# [PROBLEM DESCRIPTION]
From the data that follows, copy every line holding the string "TradingView".

[Figure data in JSON]
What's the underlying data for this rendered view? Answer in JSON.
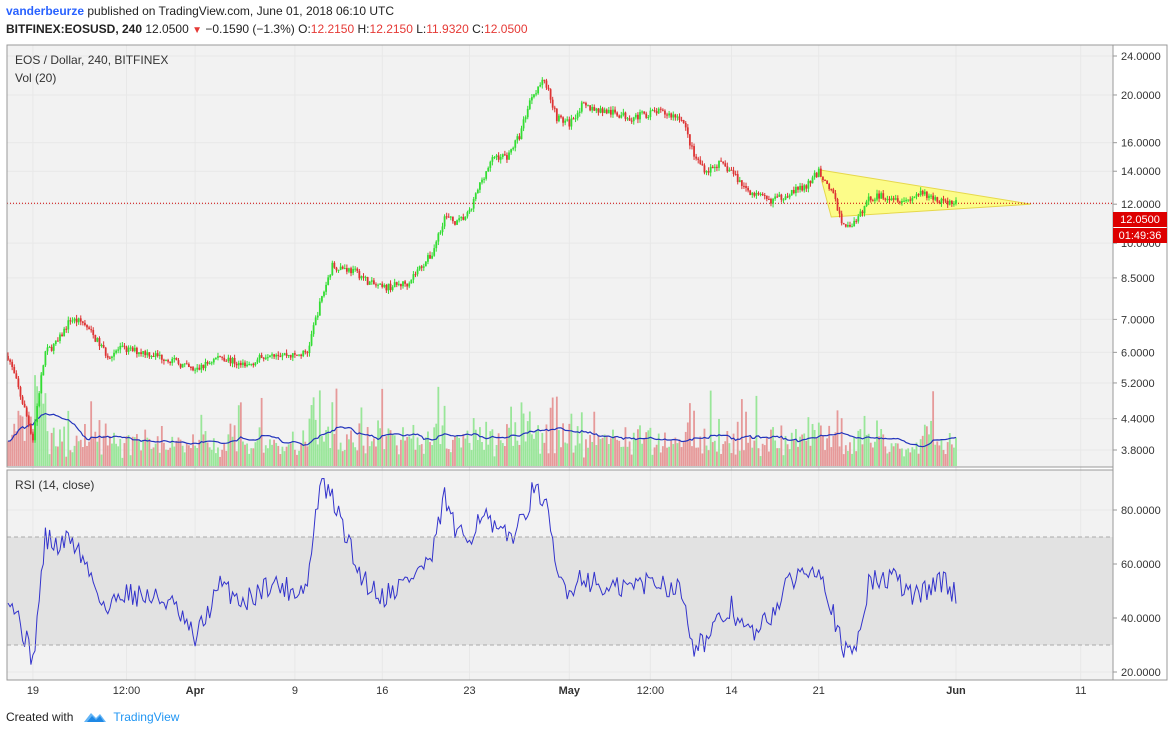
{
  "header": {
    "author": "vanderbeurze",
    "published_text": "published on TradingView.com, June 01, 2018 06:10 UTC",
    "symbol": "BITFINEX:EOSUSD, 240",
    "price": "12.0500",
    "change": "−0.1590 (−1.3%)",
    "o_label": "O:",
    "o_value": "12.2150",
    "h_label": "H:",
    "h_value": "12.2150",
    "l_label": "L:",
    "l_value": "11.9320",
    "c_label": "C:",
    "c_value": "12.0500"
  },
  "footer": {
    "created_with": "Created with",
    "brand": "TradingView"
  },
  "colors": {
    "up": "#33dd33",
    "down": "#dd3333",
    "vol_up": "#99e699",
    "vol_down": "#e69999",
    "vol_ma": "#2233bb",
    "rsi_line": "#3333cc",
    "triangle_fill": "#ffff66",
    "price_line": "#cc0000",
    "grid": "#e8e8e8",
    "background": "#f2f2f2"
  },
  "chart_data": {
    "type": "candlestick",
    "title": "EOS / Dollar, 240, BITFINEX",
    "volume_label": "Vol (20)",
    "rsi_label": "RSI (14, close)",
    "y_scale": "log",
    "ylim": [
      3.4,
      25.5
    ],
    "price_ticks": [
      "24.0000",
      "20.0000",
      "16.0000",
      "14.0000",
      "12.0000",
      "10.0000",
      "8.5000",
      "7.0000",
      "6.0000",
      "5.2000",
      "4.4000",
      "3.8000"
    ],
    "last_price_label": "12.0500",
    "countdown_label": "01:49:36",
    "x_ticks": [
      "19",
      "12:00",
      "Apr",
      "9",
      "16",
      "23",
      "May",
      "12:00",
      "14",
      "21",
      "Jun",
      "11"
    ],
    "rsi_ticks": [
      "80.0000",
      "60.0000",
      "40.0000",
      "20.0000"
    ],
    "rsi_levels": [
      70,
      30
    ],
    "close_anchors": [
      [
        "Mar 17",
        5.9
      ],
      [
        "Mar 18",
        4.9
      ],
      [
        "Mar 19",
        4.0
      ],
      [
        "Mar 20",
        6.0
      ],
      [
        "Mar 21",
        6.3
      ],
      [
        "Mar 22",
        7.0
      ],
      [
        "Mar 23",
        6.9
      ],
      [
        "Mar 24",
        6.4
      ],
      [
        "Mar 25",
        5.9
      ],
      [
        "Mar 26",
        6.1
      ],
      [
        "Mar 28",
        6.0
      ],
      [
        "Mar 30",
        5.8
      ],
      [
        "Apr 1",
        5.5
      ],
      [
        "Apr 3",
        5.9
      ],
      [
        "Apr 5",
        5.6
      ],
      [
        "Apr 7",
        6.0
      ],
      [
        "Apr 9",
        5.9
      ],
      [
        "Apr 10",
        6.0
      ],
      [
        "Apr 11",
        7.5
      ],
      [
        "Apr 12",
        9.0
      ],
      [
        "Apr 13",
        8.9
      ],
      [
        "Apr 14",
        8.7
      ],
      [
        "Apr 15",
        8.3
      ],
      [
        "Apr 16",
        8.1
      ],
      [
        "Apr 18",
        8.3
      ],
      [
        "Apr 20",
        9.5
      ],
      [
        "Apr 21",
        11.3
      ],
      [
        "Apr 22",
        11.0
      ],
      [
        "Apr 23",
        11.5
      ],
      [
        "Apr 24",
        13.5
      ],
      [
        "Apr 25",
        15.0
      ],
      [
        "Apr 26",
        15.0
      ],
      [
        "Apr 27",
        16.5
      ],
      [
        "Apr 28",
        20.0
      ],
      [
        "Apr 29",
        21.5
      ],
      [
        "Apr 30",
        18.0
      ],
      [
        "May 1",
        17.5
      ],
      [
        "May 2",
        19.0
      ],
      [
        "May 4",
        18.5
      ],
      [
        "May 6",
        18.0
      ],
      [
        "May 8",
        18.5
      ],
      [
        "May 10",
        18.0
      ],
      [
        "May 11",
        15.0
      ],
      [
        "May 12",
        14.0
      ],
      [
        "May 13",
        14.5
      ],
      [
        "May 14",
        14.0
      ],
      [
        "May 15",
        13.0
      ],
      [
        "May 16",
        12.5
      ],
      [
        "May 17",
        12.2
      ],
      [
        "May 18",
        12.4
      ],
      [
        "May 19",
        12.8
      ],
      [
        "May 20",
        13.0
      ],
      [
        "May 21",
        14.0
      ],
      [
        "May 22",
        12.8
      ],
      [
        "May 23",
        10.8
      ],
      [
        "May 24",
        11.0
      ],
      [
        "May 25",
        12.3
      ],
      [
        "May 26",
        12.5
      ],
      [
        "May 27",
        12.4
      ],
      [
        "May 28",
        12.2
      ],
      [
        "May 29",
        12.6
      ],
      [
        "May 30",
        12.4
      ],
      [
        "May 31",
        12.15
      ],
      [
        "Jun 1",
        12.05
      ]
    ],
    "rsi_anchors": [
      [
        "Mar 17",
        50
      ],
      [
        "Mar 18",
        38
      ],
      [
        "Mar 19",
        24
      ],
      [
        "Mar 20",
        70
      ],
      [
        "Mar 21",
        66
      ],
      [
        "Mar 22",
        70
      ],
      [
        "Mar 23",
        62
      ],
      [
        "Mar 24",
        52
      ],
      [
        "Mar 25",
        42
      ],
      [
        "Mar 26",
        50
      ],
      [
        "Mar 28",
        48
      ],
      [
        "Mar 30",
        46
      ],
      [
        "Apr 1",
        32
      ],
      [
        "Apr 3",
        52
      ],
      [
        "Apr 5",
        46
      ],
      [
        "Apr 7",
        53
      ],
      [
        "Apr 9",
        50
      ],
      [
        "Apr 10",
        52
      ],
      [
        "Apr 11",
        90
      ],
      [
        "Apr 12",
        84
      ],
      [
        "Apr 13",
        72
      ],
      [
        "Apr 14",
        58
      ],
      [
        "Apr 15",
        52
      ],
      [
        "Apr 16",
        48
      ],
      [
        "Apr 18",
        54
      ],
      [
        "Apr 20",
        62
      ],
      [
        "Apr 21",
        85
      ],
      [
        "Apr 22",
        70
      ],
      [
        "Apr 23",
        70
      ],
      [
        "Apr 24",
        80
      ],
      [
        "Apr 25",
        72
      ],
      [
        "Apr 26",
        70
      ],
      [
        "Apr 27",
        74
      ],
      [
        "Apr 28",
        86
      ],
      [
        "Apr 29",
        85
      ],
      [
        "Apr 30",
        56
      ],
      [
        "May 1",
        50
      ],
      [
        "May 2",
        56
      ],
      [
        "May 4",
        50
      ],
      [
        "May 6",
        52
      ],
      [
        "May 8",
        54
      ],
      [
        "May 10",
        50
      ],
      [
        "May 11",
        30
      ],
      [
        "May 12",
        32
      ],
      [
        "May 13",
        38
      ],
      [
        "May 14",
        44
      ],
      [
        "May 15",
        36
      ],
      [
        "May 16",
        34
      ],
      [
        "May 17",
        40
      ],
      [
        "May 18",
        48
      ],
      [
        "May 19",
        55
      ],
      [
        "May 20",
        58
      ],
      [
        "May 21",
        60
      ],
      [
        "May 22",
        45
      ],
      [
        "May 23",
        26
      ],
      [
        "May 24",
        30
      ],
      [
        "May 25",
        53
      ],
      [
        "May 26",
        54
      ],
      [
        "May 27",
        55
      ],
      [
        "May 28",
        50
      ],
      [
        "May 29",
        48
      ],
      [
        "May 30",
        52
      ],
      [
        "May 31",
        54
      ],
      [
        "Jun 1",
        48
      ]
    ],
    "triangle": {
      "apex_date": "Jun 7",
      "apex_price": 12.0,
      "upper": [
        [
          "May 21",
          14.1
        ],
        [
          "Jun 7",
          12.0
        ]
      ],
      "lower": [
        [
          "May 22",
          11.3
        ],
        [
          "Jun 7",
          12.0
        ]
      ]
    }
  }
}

# [COMPLETE ANSWER]
    "published_text": "published on TradingView.com, June 01, 2018 06:10 UTC",
    "brand": "TradingView"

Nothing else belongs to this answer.